• What the exercise asks: Return the exact lines spanning from the line with "Decode this image" through the last line of the entries, boundaries included, and no others.

##########

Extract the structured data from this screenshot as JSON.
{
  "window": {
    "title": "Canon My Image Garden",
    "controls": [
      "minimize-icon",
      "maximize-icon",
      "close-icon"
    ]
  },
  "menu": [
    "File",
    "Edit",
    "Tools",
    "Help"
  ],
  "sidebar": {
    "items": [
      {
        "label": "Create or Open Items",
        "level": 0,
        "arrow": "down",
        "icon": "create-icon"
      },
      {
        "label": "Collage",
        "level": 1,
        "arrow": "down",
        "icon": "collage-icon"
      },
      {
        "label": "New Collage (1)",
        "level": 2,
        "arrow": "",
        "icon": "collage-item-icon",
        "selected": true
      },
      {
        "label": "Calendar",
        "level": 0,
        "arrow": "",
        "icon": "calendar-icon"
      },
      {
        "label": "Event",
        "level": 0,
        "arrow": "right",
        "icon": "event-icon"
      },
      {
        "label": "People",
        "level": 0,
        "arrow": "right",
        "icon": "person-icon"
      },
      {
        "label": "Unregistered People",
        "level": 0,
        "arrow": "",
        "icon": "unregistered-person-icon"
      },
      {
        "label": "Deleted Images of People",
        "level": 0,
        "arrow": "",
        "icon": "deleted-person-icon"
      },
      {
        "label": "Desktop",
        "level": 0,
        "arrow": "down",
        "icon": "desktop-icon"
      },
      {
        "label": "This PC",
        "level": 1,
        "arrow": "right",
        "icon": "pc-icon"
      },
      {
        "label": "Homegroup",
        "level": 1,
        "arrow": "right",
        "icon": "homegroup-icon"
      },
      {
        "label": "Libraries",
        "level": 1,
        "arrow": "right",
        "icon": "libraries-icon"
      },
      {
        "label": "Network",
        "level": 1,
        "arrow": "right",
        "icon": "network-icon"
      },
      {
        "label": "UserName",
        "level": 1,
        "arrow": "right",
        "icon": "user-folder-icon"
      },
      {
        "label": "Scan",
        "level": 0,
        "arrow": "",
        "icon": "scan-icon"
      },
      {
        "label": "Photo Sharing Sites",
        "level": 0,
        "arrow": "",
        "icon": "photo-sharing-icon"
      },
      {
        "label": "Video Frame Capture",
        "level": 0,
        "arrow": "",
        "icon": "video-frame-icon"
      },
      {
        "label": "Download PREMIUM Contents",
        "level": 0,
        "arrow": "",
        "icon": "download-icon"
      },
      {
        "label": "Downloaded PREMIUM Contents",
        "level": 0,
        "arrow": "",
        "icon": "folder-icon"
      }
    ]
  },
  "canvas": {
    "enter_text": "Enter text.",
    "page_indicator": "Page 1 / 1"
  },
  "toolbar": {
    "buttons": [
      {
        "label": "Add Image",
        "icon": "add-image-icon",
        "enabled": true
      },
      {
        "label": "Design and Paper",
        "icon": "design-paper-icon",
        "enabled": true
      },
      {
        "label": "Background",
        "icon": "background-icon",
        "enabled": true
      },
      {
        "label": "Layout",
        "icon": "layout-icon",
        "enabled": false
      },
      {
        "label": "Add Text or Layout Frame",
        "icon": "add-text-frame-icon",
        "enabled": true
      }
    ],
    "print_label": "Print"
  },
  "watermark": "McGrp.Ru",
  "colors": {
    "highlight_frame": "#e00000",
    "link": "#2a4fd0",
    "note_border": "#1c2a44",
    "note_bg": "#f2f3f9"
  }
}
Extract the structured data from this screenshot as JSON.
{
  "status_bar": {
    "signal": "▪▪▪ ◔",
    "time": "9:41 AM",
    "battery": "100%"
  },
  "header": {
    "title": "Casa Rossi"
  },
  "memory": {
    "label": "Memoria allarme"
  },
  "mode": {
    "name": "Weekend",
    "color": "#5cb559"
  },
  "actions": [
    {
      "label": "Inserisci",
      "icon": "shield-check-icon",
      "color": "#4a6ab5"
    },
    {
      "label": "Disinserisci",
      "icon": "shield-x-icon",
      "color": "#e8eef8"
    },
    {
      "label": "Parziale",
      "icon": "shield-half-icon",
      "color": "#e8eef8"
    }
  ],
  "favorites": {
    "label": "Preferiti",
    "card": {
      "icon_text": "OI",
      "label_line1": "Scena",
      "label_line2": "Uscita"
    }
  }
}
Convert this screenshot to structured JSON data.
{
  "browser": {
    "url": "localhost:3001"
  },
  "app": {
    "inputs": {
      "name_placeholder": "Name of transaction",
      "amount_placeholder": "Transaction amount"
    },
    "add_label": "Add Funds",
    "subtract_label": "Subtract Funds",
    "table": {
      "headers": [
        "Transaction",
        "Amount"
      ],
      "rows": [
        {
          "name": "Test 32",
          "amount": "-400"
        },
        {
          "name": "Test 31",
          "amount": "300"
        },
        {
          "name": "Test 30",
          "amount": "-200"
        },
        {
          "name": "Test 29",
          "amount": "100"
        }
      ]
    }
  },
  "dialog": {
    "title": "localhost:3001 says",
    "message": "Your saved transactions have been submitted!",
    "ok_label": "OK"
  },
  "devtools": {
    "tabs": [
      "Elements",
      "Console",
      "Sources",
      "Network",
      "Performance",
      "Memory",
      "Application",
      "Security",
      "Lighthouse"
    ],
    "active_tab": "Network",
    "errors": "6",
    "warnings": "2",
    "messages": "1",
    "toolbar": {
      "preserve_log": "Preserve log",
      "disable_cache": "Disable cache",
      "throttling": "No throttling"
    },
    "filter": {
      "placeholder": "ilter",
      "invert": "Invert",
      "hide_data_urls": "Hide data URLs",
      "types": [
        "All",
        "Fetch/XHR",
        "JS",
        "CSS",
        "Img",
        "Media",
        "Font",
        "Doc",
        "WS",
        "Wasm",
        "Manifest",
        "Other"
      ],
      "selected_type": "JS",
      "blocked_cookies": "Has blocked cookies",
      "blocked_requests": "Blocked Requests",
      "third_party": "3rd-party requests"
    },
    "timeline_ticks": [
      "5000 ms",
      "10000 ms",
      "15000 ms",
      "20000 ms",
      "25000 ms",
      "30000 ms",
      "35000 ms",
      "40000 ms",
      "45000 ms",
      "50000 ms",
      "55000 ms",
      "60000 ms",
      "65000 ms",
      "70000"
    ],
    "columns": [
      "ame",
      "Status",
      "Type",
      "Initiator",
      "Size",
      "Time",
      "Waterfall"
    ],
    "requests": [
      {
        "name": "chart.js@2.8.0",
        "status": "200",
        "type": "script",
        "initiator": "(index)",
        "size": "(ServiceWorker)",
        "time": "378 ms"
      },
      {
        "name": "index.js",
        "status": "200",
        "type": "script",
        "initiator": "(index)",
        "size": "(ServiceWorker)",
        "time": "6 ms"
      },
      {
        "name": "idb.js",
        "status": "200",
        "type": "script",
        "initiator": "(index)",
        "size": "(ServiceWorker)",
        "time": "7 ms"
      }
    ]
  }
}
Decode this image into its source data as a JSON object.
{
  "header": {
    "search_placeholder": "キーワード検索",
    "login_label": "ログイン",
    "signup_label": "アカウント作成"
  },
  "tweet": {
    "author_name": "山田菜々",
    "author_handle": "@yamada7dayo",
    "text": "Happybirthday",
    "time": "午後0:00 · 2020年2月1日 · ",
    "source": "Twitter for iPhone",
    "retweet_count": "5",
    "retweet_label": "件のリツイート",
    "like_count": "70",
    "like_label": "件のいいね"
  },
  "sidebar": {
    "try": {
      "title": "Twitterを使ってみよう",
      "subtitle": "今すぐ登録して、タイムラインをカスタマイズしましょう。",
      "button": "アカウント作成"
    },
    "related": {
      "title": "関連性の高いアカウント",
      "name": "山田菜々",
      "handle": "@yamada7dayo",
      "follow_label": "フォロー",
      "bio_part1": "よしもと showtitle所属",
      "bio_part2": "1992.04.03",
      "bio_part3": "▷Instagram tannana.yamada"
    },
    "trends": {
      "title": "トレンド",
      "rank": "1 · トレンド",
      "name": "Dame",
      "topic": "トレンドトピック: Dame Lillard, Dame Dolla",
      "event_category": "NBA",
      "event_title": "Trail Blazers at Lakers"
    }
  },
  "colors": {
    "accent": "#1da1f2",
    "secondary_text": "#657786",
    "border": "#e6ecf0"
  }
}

##########

• Exercise response:
Decode this image into its source data as a JSON object.
{
  "header": {
    "search_placeholder": "キーワード検索",
    "login_label": "ログイン",
    "signup_label": "アカウント作成"
  },
  "tweet": {
    "author_name": "山田菜々",
    "author_handle": "@yamada7dayo",
    "text": "Happybirthday",
    "time": "午後0:00 · 2020年2月1日 · ",
    "source": "Twitter for iPhone",
    "retweet_count": "5",
    "retweet_label": "件のリツイート",
    "like_count": "70",
    "like_label": "件のいいね"
  },
  "sidebar": {
    "try": {
      "title": "Twitterを使ってみよう",
      "subtitle": "今すぐ登録して、タイムラインをカスタマイズしましょう。",
      "button": "アカウント作成"
    },
    "related": {
      "title": "関連性の高いアカウント",
      "name": "山田菜々",
      "handle": "@yamada7dayo",
      "follow_label": "フォロー",
      "bio_part1": "よしもと showtitle所属",
      "bio_part2": "1992.04.03",
      "bio_part3": "▷Instagram tannana.yamada"
    },
    "trends": {
      "title": "トレンド",
      "rank": "1 · トレンド",
      "name": "Dame",
      "topic": "トレンドトピック: Dame Lillard, Dame Dolla",
      "event_category": "NBA",
      "event_title": "Trail Blazers at Lakers"
    }
  },
  "colors": {
    "accent": "#1da1f2",
    "secondary_text": "#657786",
    "border": "#e6ecf0"
  }
}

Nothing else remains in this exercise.